__Required task__:
Copy out each line below exactly as it appears.

****

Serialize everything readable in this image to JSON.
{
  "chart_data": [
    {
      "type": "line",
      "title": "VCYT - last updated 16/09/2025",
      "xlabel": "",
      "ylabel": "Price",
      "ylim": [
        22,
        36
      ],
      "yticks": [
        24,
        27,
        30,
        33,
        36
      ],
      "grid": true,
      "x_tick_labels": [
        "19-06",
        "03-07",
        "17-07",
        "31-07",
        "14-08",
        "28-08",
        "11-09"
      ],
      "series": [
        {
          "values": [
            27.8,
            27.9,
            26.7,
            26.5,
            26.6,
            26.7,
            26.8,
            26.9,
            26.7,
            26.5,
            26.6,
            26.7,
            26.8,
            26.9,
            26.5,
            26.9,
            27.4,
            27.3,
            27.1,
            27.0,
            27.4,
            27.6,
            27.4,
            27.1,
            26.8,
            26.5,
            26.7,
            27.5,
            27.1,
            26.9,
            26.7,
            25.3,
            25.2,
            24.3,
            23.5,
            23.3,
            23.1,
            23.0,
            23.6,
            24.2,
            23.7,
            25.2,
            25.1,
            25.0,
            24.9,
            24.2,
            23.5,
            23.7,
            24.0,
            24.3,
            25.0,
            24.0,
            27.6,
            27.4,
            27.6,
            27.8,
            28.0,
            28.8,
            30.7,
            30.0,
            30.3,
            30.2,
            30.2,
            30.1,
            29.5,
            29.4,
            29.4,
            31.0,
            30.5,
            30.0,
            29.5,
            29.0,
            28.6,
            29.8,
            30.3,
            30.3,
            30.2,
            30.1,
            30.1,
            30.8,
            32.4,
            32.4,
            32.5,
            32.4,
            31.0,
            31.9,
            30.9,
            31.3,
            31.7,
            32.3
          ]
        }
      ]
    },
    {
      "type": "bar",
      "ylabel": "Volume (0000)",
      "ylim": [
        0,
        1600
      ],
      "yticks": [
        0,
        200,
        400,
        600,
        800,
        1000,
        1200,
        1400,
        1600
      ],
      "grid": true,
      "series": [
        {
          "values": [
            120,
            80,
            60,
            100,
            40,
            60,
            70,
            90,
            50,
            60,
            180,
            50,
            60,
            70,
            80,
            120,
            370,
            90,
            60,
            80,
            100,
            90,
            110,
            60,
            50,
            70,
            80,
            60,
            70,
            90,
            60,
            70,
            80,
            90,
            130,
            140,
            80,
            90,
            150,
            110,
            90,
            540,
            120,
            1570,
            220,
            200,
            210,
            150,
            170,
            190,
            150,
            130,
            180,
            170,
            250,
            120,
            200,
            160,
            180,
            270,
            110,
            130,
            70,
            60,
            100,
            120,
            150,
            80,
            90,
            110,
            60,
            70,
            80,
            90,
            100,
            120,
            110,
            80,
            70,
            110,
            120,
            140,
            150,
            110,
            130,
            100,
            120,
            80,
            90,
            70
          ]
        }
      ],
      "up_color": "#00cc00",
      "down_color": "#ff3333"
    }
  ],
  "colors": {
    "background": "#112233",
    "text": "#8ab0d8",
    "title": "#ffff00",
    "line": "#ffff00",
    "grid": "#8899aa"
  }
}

****

__Correct result__:
Serialize everything readable in this image to JSON.
{
  "chart_data": [
    {
      "type": "line",
      "title": "VCYT - last updated 16/09/2025",
      "xlabel": "",
      "ylabel": "Price",
      "ylim": [
        22,
        36
      ],
      "yticks": [
        24,
        27,
        30,
        33,
        36
      ],
      "grid": true,
      "x_tick_labels": [
        "19-06",
        "03-07",
        "17-07",
        "31-07",
        "14-08",
        "28-08",
        "11-09"
      ],
      "series": [
        {
          "values": [
            27.8,
            27.9,
            26.7,
            26.5,
            26.6,
            26.7,
            26.8,
            26.9,
            26.7,
            26.5,
            26.6,
            26.7,
            26.8,
            26.9,
            26.5,
            26.9,
            27.4,
            27.3,
            27.1,
            27.0,
            27.4,
            27.6,
            27.4,
            27.1,
            26.8,
            26.5,
            26.7,
            27.5,
            27.1,
            26.9,
            26.7,
            25.3,
            25.2,
            24.3,
            23.5,
            23.3,
            23.1,
            23.0,
            23.6,
            24.2,
            23.7,
            25.2,
            25.1,
            25.0,
            24.9,
            24.2,
            23.5,
            23.7,
            24.0,
            24.3,
            25.0,
            24.0,
            27.6,
            27.4,
            27.6,
            27.8,
            28.0,
            28.8,
            30.7,
            30.0,
            30.3,
            30.2,
            30.2,
            30.1,
            29.5,
            29.4,
            29.4,
            31.0,
            30.5,
            30.0,
            29.5,
            29.0,
            28.6,
            29.8,
            30.3,
            30.3,
            30.2,
            30.1,
            30.1,
            30.8,
            32.4,
            32.4,
            32.5,
            32.4,
            31.0,
            31.9,
            30.9,
            31.3,
            31.7,
            32.3
          ]
        }
      ]
    },
    {
      "type": "bar",
      "ylabel": "Volume (0000)",
      "ylim": [
        0,
        1600
      ],
      "yticks": [
        0,
        200,
        400,
        600,
        800,
        1000,
        1200,
        1400,
        1600
      ],
      "grid": true,
      "series": [
        {
          "values": [
            120,
            80,
            60,
            100,
            40,
            60,
            70,
            90,
            50,
            60,
            180,
            50,
            60,
            70,
            80,
            120,
            370,
            90,
            60,
            80,
            100,
            90,
            110,
            60,
            50,
            70,
            80,
            60,
            70,
            90,
            60,
            70,
            80,
            90,
            130,
            140,
            80,
            90,
            150,
            110,
            90,
            540,
            120,
            1570,
            220,
            200,
            210,
            150,
            170,
            190,
            150,
            130,
            180,
            170,
            250,
            120,
            200,
            160,
            180,
            270,
            110,
            130,
            70,
            60,
            100,
            120,
            150,
            80,
            90,
            110,
            60,
            70,
            80,
            90,
            100,
            120,
            110,
            80,
            70,
            110,
            120,
            140,
            150,
            110,
            130,
            100,
            120,
            80,
            90,
            70
          ]
        }
      ],
      "up_color": "#00cc00",
      "down_color": "#ff3333"
    }
  ],
  "colors": {
    "background": "#112233",
    "text": "#8ab0d8",
    "title": "#ffff00",
    "line": "#ffff00",
    "grid": "#8899aa"
  }
}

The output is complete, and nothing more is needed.